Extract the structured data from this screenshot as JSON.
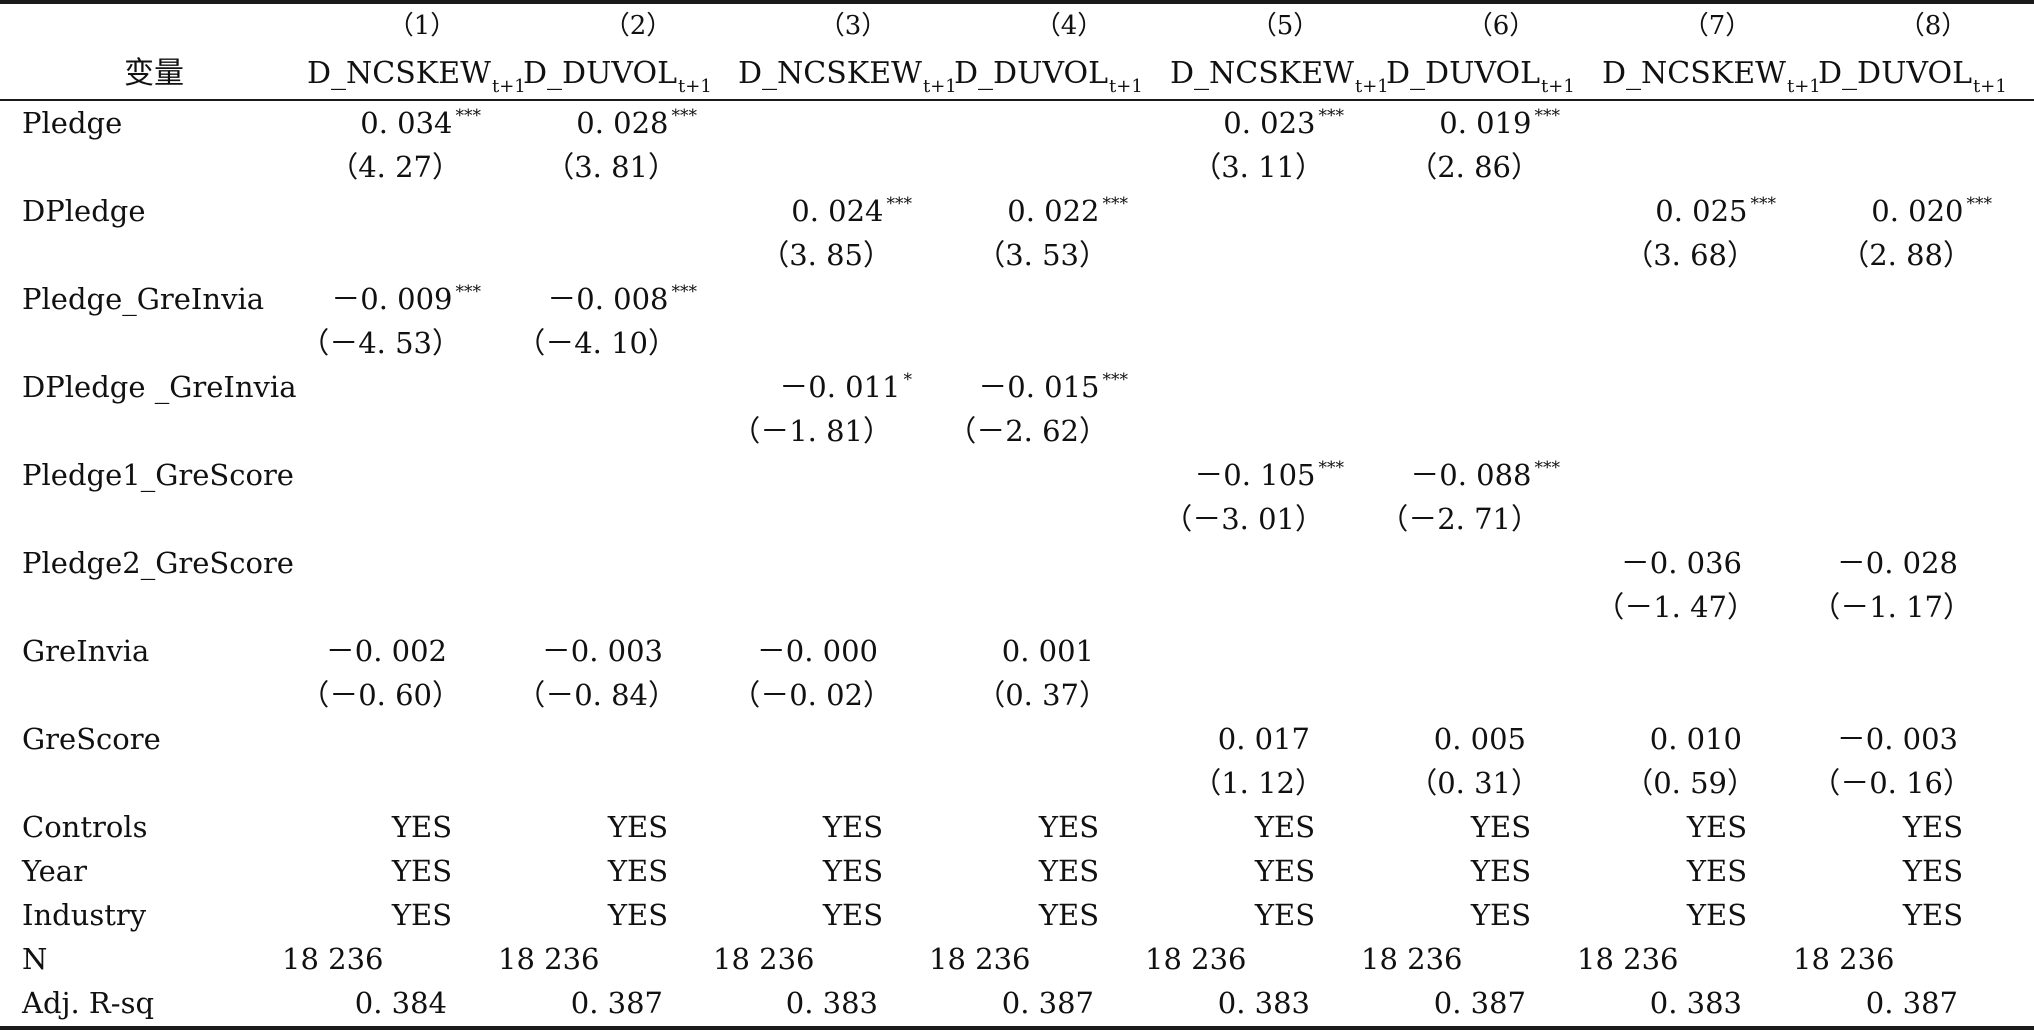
{
  "table": {
    "column_numbers": [
      "（1）",
      "（2）",
      "（3）",
      "（4）",
      "（5）",
      "（6）",
      "（7）",
      "（8）"
    ],
    "var_header": "变量",
    "col_headers": [
      {
        "name": "D_NCSKEW",
        "sub": "t+1"
      },
      {
        "name": "D_DUVOL",
        "sub": "t+1"
      },
      {
        "name": "D_NCSKEW",
        "sub": "t+1"
      },
      {
        "name": "D_DUVOL",
        "sub": "t+1"
      },
      {
        "name": "D_NCSKEW",
        "sub": "t+1"
      },
      {
        "name": "D_DUVOL",
        "sub": "t+1"
      },
      {
        "name": "D_NCSKEW",
        "sub": "t+1"
      },
      {
        "name": "D_DUVOL",
        "sub": "t+1"
      }
    ],
    "rows": [
      {
        "label": "Pledge",
        "coef": [
          [
            "0.034",
            "***"
          ],
          [
            "0.028",
            "***"
          ],
          [
            "",
            ""
          ],
          [
            "",
            ""
          ],
          [
            "0.023",
            "***"
          ],
          [
            "0.019",
            "***"
          ],
          [
            "",
            ""
          ],
          [
            "",
            ""
          ]
        ],
        "tstat": [
          "（4.27）",
          "（3.81）",
          "",
          "",
          "（3.11）",
          "（2.86）",
          "",
          ""
        ]
      },
      {
        "label": "DPledge",
        "coef": [
          [
            "",
            ""
          ],
          [
            "",
            ""
          ],
          [
            "0.024",
            "***"
          ],
          [
            "0.022",
            "***"
          ],
          [
            "",
            ""
          ],
          [
            "",
            ""
          ],
          [
            "0.025",
            "***"
          ],
          [
            "0.020",
            "***"
          ]
        ],
        "tstat": [
          "",
          "",
          "（3.85）",
          "（3.53）",
          "",
          "",
          "（3.68）",
          "（2.88）"
        ]
      },
      {
        "label": "Pledge_GreInvia",
        "coef": [
          [
            "－0.009",
            "***"
          ],
          [
            "－0.008",
            "***"
          ],
          [
            "",
            ""
          ],
          [
            "",
            ""
          ],
          [
            "",
            ""
          ],
          [
            "",
            ""
          ],
          [
            "",
            ""
          ],
          [
            "",
            ""
          ]
        ],
        "tstat": [
          "（－4.53）",
          "（－4.10）",
          "",
          "",
          "",
          "",
          "",
          ""
        ]
      },
      {
        "label": "DPledge _GreInvia",
        "coef": [
          [
            "",
            ""
          ],
          [
            "",
            ""
          ],
          [
            "－0.011",
            "*"
          ],
          [
            "－0.015",
            "***"
          ],
          [
            "",
            ""
          ],
          [
            "",
            ""
          ],
          [
            "",
            ""
          ],
          [
            "",
            ""
          ]
        ],
        "tstat": [
          "",
          "",
          "（－1.81）",
          "（－2.62）",
          "",
          "",
          "",
          ""
        ]
      },
      {
        "label": "Pledge1_GreScore",
        "coef": [
          [
            "",
            ""
          ],
          [
            "",
            ""
          ],
          [
            "",
            ""
          ],
          [
            "",
            ""
          ],
          [
            "－0.105",
            "***"
          ],
          [
            "－0.088",
            "***"
          ],
          [
            "",
            ""
          ],
          [
            "",
            ""
          ]
        ],
        "tstat": [
          "",
          "",
          "",
          "",
          "（－3.01）",
          "（－2.71）",
          "",
          ""
        ]
      },
      {
        "label": "Pledge2_GreScore",
        "coef": [
          [
            "",
            ""
          ],
          [
            "",
            ""
          ],
          [
            "",
            ""
          ],
          [
            "",
            ""
          ],
          [
            "",
            ""
          ],
          [
            "",
            ""
          ],
          [
            "－0.036",
            ""
          ],
          [
            "－0.028",
            ""
          ]
        ],
        "tstat": [
          "",
          "",
          "",
          "",
          "",
          "",
          "（－1.47）",
          "（－1.17）"
        ]
      },
      {
        "label": "GreInvia",
        "coef": [
          [
            "－0.002",
            ""
          ],
          [
            "－0.003",
            ""
          ],
          [
            "－0.000",
            ""
          ],
          [
            "0.001",
            ""
          ],
          [
            "",
            ""
          ],
          [
            "",
            ""
          ],
          [
            "",
            ""
          ],
          [
            "",
            ""
          ]
        ],
        "tstat": [
          "（－0.60）",
          "（－0.84）",
          "（－0.02）",
          "（0.37）",
          "",
          "",
          "",
          ""
        ]
      },
      {
        "label": "GreScore",
        "coef": [
          [
            "",
            ""
          ],
          [
            "",
            ""
          ],
          [
            "",
            ""
          ],
          [
            "",
            ""
          ],
          [
            "0.017",
            ""
          ],
          [
            "0.005",
            ""
          ],
          [
            "0.010",
            ""
          ],
          [
            "－0.003",
            ""
          ]
        ],
        "tstat": [
          "",
          "",
          "",
          "",
          "（1.12）",
          "（0.31）",
          "（0.59）",
          "（－0.16）"
        ]
      }
    ],
    "yes_rows": [
      {
        "label": "Controls",
        "values": [
          "YES",
          "YES",
          "YES",
          "YES",
          "YES",
          "YES",
          "YES",
          "YES"
        ]
      },
      {
        "label": "Year",
        "values": [
          "YES",
          "YES",
          "YES",
          "YES",
          "YES",
          "YES",
          "YES",
          "YES"
        ]
      },
      {
        "label": "Industry",
        "values": [
          "YES",
          "YES",
          "YES",
          "YES",
          "YES",
          "YES",
          "YES",
          "YES"
        ]
      }
    ],
    "n_row": {
      "label": "N",
      "values": [
        "18 236",
        "18 236",
        "18 236",
        "18 236",
        "18 236",
        "18 236",
        "18 236",
        "18 236"
      ]
    },
    "r2_row": {
      "label": "Adj.  R-sq",
      "values": [
        "0.384",
        "0.387",
        "0.383",
        "0.387",
        "0.383",
        "0.387",
        "0.383",
        "0.387"
      ]
    }
  }
}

====================

### Exercise
Find the lines above that include the string "DPledge" and copy them.

### The output
        "label": "DPledge",
        "label": "DPledge _GreInvia",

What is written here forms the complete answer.